## Exercise
Every line of the data must be copied exactly.

## Data for this task
* * * * * * * * *

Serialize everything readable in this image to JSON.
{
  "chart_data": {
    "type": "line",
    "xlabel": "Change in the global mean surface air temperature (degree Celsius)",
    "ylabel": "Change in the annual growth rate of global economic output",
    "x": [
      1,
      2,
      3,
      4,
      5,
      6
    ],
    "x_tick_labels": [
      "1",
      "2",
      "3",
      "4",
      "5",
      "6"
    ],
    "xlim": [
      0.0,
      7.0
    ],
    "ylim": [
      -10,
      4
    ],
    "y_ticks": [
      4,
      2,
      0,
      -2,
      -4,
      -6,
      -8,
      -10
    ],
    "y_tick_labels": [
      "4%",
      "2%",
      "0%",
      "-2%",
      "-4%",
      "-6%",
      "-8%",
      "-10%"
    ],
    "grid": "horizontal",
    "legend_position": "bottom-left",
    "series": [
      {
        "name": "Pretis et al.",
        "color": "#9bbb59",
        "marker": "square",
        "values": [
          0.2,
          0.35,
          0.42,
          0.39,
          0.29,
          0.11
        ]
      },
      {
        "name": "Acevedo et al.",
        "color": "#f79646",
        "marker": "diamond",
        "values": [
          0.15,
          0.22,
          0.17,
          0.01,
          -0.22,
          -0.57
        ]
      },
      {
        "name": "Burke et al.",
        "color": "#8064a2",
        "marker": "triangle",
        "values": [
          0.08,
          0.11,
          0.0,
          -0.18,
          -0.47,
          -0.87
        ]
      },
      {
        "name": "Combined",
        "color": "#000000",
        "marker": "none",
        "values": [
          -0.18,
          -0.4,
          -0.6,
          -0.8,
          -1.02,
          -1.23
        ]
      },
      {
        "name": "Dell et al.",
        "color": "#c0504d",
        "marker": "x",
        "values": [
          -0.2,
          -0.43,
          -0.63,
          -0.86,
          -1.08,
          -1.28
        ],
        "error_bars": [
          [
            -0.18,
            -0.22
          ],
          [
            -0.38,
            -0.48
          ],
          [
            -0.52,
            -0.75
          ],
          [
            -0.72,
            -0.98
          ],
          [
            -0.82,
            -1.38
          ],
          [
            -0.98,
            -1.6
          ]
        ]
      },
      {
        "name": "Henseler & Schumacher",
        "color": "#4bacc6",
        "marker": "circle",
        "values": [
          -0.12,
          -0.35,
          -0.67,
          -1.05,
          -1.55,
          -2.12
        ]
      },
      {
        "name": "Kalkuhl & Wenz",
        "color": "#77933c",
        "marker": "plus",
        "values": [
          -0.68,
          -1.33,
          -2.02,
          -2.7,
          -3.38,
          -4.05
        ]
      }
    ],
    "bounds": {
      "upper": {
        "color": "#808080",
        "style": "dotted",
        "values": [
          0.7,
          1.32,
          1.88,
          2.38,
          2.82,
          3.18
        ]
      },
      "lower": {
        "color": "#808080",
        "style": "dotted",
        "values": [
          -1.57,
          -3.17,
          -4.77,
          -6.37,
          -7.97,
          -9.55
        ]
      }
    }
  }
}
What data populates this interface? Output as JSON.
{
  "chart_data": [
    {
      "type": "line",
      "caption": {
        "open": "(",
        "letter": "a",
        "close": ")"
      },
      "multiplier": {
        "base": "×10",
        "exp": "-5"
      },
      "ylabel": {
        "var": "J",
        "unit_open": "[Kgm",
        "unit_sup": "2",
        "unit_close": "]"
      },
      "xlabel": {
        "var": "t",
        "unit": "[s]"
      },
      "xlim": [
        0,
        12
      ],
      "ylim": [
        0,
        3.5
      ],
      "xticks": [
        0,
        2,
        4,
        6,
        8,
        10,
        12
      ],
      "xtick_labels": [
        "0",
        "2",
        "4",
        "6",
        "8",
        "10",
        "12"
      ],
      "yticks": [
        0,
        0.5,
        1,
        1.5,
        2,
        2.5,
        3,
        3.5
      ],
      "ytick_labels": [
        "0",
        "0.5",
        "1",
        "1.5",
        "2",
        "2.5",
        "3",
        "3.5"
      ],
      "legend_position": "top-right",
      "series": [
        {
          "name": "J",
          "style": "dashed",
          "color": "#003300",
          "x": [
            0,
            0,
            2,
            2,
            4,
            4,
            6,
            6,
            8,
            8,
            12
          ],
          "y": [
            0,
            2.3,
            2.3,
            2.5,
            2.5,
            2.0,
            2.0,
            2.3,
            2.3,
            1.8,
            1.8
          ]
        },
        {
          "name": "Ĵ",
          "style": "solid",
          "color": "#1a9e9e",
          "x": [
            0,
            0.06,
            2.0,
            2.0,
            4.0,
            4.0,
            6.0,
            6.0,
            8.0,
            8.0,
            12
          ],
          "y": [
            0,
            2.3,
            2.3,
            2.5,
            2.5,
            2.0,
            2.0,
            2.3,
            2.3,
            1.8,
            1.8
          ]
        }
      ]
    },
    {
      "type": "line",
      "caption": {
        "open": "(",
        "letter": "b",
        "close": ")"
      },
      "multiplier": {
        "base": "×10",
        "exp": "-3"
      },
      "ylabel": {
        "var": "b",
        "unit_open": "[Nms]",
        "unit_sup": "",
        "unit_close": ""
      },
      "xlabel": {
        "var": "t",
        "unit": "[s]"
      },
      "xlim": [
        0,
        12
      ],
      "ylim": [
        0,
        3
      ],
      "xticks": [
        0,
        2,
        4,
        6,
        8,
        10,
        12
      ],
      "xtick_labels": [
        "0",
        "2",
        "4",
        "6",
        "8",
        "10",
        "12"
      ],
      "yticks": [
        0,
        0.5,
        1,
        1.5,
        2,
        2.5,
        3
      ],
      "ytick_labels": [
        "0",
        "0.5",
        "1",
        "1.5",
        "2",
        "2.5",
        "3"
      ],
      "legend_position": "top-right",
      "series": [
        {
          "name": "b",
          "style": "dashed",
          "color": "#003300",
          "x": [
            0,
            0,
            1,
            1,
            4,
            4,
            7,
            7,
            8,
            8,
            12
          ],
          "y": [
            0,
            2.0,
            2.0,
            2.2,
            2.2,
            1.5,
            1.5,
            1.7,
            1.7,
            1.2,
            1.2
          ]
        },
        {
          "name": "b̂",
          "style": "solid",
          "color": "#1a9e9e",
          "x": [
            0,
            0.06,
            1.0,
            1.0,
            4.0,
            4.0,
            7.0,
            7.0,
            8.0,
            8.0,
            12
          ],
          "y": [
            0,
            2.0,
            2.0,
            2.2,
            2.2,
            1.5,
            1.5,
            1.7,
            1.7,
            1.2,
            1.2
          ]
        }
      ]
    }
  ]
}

* * * * * * * * *

## Final answer
Serialize everything readable in this image to JSON.
{
  "chart_data": {
    "type": "line",
    "xlabel": "Change in the global mean surface air temperature (degree Celsius)",
    "ylabel": "Change in the annual growth rate of global economic output",
    "x": [
      1,
      2,
      3,
      4,
      5,
      6
    ],
    "x_tick_labels": [
      "1",
      "2",
      "3",
      "4",
      "5",
      "6"
    ],
    "xlim": [
      0.0,
      7.0
    ],
    "ylim": [
      -10,
      4
    ],
    "y_ticks": [
      4,
      2,
      0,
      -2,
      -4,
      -6,
      -8,
      -10
    ],
    "y_tick_labels": [
      "4%",
      "2%",
      "0%",
      "-2%",
      "-4%",
      "-6%",
      "-8%",
      "-10%"
    ],
    "grid": "horizontal",
    "legend_position": "bottom-left",
    "series": [
      {
        "name": "Pretis et al.",
        "color": "#9bbb59",
        "marker": "square",
        "values": [
          0.2,
          0.35,
          0.42,
          0.39,
          0.29,
          0.11
        ]
      },
      {
        "name": "Acevedo et al.",
        "color": "#f79646",
        "marker": "diamond",
        "values": [
          0.15,
          0.22,
          0.17,
          0.01,
          -0.22,
          -0.57
        ]
      },
      {
        "name": "Burke et al.",
        "color": "#8064a2",
        "marker": "triangle",
        "values": [
          0.08,
          0.11,
          0.0,
          -0.18,
          -0.47,
          -0.87
        ]
      },
      {
        "name": "Combined",
        "color": "#000000",
        "marker": "none",
        "values": [
          -0.18,
          -0.4,
          -0.6,
          -0.8,
          -1.02,
          -1.23
        ]
      },
      {
        "name": "Dell et al.",
        "color": "#c0504d",
        "marker": "x",
        "values": [
          -0.2,
          -0.43,
          -0.63,
          -0.86,
          -1.08,
          -1.28
        ],
        "error_bars": [
          [
            -0.18,
            -0.22
          ],
          [
            -0.38,
            -0.48
          ],
          [
            -0.52,
            -0.75
          ],
          [
            -0.72,
            -0.98
          ],
          [
            -0.82,
            -1.38
          ],
          [
            -0.98,
            -1.6
          ]
        ]
      },
      {
        "name": "Henseler & Schumacher",
        "color": "#4bacc6",
        "marker": "circle",
        "values": [
          -0.12,
          -0.35,
          -0.67,
          -1.05,
          -1.55,
          -2.12
        ]
      },
      {
        "name": "Kalkuhl & Wenz",
        "color": "#77933c",
        "marker": "plus",
        "values": [
          -0.68,
          -1.33,
          -2.02,
          -2.7,
          -3.38,
          -4.05
        ]
      }
    ],
    "bounds": {
      "upper": {
        "color": "#808080",
        "style": "dotted",
        "values": [
          0.7,
          1.32,
          1.88,
          2.38,
          2.82,
          3.18
        ]
      },
      "lower": {
        "color": "#808080",
        "style": "dotted",
        "values": [
          -1.57,
          -3.17,
          -4.77,
          -6.37,
          -7.97,
          -9.55
        ]
      }
    }
  }
}
What data populates this interface? Output as JSON.
{
  "chart_data": [
    {
      "type": "line",
      "caption": {
        "open": "(",
        "letter": "a",
        "close": ")"
      },
      "multiplier": {
        "base": "×10",
        "exp": "-5"
      },
      "ylabel": {
        "var": "J",
        "unit_open": "[Kgm",
        "unit_sup": "2",
        "unit_close": "]"
      },
      "xlabel": {
        "var": "t",
        "unit": "[s]"
      },
      "xlim": [
        0,
        12
      ],
      "ylim": [
        0,
        3.5
      ],
      "xticks": [
        0,
        2,
        4,
        6,
        8,
        10,
        12
      ],
      "xtick_labels": [
        "0",
        "2",
        "4",
        "6",
        "8",
        "10",
        "12"
      ],
      "yticks": [
        0,
        0.5,
        1,
        1.5,
        2,
        2.5,
        3,
        3.5
      ],
      "ytick_labels": [
        "0",
        "0.5",
        "1",
        "1.5",
        "2",
        "2.5",
        "3",
        "3.5"
      ],
      "legend_position": "top-right",
      "series": [
        {
          "name": "J",
          "style": "dashed",
          "color": "#003300",
          "x": [
            0,
            0,
            2,
            2,
            4,
            4,
            6,
            6,
            8,
            8,
            12
          ],
          "y": [
            0,
            2.3,
            2.3,
            2.5,
            2.5,
            2.0,
            2.0,
            2.3,
            2.3,
            1.8,
            1.8
          ]
        },
        {
          "name": "Ĵ",
          "style": "solid",
          "color": "#1a9e9e",
          "x": [
            0,
            0.06,
            2.0,
            2.0,
            4.0,
            4.0,
            6.0,
            6.0,
            8.0,
            8.0,
            12
          ],
          "y": [
            0,
            2.3,
            2.3,
            2.5,
            2.5,
            2.0,
            2.0,
            2.3,
            2.3,
            1.8,
            1.8
          ]
        }
      ]
    },
    {
      "type": "line",
      "caption": {
        "open": "(",
        "letter": "b",
        "close": ")"
      },
      "multiplier": {
        "base": "×10",
        "exp": "-3"
      },
      "ylabel": {
        "var": "b",
        "unit_open": "[Nms]",
        "unit_sup": "",
        "unit_close": ""
      },
      "xlabel": {
        "var": "t",
        "unit": "[s]"
      },
      "xlim": [
        0,
        12
      ],
      "ylim": [
        0,
        3
      ],
      "xticks": [
        0,
        2,
        4,
        6,
        8,
        10,
        12
      ],
      "xtick_labels": [
        "0",
        "2",
        "4",
        "6",
        "8",
        "10",
        "12"
      ],
      "yticks": [
        0,
        0.5,
        1,
        1.5,
        2,
        2.5,
        3
      ],
      "ytick_labels": [
        "0",
        "0.5",
        "1",
        "1.5",
        "2",
        "2.5",
        "3"
      ],
      "legend_position": "top-right",
      "series": [
        {
          "name": "b",
          "style": "dashed",
          "color": "#003300",
          "x": [
            0,
            0,
            1,
            1,
            4,
            4,
            7,
            7,
            8,
            8,
            12
          ],
          "y": [
            0,
            2.0,
            2.0,
            2.2,
            2.2,
            1.5,
            1.5,
            1.7,
            1.7,
            1.2,
            1.2
          ]
        },
        {
          "name": "b̂",
          "style": "solid",
          "color": "#1a9e9e",
          "x": [
            0,
            0.06,
            1.0,
            1.0,
            4.0,
            4.0,
            7.0,
            7.0,
            8.0,
            8.0,
            12
          ],
          "y": [
            0,
            2.0,
            2.0,
            2.2,
            2.2,
            1.5,
            1.5,
            1.7,
            1.7,
            1.2,
            1.2
          ]
        }
      ]
    }
  ]
}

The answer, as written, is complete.